▶ _What is expected_:
Pick out every line in the data below that holds "structured".

++++++++++

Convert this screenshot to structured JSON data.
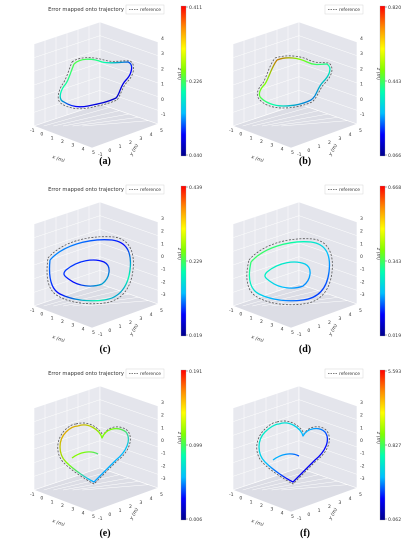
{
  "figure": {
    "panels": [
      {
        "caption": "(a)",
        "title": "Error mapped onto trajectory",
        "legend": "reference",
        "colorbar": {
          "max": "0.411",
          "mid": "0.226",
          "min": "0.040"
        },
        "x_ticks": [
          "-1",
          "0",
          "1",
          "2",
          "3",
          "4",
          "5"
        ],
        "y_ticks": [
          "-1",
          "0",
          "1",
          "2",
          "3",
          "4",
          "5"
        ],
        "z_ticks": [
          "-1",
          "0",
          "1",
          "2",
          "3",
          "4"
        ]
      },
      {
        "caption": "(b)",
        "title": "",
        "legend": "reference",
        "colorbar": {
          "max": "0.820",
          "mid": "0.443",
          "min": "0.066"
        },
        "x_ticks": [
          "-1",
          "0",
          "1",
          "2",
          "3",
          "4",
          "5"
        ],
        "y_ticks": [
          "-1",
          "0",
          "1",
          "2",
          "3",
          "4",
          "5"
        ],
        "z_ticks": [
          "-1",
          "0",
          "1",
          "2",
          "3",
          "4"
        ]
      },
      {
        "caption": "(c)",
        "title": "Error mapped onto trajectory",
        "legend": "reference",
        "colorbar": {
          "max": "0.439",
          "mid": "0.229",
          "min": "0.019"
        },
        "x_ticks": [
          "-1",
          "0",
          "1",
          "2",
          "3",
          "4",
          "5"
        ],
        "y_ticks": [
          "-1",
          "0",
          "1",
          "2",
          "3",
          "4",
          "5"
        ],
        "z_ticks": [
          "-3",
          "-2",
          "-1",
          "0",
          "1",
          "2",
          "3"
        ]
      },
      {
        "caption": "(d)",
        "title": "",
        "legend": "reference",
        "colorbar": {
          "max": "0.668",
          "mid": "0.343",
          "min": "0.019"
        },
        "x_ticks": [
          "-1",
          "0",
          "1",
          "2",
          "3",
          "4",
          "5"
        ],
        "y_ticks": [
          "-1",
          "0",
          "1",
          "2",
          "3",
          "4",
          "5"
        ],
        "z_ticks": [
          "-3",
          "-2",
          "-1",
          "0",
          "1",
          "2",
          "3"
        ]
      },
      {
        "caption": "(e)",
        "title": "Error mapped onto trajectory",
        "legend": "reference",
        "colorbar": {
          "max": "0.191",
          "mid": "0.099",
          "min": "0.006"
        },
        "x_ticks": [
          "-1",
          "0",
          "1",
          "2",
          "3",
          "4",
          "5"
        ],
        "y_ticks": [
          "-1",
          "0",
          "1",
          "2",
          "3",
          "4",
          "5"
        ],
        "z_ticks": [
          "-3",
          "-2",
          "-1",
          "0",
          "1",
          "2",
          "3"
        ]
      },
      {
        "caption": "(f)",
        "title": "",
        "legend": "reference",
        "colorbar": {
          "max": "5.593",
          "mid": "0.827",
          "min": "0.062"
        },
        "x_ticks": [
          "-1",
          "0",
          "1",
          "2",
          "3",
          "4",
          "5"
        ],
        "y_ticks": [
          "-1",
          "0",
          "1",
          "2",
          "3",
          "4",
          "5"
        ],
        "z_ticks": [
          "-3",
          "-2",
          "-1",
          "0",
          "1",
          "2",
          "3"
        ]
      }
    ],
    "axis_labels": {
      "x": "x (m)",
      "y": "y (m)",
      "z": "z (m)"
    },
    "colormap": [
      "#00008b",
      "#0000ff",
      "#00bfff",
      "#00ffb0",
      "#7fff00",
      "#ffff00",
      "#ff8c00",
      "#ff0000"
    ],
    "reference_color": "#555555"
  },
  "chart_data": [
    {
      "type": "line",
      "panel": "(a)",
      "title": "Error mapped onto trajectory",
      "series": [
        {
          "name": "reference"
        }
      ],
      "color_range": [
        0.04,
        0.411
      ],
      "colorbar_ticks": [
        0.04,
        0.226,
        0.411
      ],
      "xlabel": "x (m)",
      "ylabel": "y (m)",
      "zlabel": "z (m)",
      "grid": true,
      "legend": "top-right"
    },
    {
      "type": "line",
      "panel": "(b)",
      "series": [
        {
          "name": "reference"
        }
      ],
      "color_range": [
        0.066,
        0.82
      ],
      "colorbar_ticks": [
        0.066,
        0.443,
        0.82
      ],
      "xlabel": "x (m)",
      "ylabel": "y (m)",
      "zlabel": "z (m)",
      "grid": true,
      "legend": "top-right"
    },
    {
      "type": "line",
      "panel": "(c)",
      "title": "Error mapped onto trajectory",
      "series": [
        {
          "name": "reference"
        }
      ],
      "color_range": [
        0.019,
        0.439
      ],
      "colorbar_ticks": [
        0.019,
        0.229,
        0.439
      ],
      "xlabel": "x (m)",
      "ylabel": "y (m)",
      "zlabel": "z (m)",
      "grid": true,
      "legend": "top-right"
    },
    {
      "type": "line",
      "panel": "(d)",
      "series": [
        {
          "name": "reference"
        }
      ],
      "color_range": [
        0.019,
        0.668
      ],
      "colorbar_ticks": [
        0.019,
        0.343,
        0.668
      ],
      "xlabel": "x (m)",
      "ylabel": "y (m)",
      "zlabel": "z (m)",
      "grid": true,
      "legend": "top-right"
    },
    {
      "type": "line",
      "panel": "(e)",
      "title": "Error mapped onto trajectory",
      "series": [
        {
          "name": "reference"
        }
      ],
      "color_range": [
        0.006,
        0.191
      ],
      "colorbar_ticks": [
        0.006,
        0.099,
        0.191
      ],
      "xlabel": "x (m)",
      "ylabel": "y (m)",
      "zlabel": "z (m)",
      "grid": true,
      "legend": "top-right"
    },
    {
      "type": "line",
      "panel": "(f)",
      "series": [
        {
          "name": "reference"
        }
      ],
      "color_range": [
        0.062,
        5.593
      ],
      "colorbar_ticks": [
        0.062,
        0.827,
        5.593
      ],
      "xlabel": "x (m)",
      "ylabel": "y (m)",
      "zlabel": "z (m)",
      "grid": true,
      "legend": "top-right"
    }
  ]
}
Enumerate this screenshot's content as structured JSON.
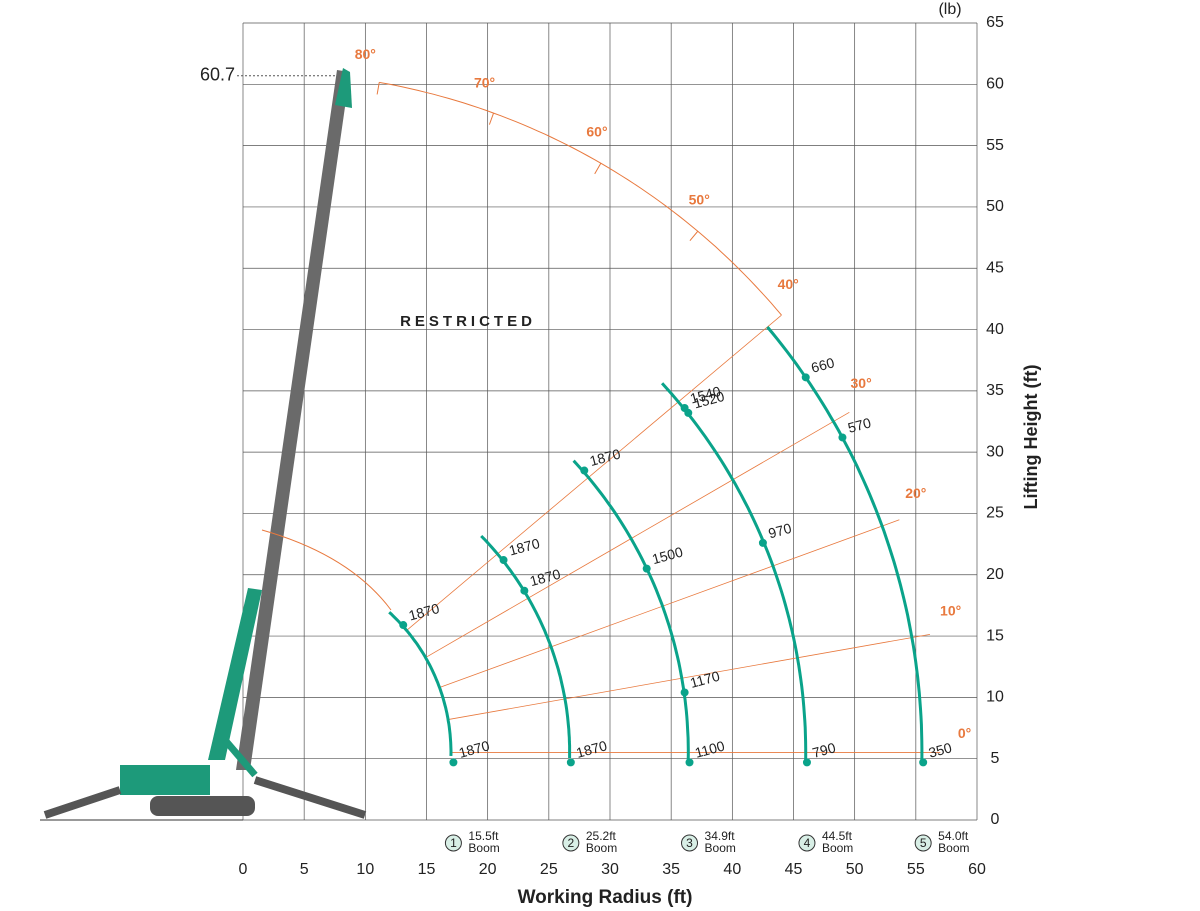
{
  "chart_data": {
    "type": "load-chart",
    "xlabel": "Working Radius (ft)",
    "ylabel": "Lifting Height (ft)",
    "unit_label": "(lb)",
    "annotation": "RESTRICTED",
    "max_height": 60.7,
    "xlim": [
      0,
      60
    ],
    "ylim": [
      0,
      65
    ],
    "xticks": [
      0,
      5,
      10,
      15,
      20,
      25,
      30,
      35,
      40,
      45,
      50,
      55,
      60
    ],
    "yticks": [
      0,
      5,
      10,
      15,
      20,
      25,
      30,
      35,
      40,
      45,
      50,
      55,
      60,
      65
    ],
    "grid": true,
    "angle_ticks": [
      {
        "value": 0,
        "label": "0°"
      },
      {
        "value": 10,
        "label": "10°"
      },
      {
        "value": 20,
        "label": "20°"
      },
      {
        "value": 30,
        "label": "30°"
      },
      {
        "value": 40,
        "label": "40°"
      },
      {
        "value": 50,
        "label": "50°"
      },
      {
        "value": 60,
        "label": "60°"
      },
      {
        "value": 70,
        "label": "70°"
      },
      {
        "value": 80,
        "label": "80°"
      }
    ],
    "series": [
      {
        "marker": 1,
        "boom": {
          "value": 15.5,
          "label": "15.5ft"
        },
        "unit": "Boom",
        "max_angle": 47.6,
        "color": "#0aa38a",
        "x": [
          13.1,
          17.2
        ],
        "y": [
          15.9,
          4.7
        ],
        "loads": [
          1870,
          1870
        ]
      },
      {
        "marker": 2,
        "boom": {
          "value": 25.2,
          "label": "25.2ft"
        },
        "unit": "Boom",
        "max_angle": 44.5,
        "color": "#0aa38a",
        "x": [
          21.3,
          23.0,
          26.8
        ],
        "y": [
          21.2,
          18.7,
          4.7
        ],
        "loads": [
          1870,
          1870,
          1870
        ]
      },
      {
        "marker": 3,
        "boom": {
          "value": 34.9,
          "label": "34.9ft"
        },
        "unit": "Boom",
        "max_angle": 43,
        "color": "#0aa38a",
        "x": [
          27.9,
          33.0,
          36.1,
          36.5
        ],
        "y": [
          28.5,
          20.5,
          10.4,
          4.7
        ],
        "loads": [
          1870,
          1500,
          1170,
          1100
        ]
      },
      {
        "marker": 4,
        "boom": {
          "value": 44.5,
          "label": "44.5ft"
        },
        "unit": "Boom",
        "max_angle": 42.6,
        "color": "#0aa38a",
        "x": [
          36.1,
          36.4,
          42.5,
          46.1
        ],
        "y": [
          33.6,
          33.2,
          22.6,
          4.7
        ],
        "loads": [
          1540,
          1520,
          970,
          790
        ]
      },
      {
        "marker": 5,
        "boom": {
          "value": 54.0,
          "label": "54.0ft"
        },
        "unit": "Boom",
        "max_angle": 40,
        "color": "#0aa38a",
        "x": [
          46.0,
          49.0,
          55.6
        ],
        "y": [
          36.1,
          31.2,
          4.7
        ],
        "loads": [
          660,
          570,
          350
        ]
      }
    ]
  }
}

++++++++++

▶ _Task solution_:
Convert this screenshot to structured JSON data.
Enumerate this screenshot's content as structured JSON.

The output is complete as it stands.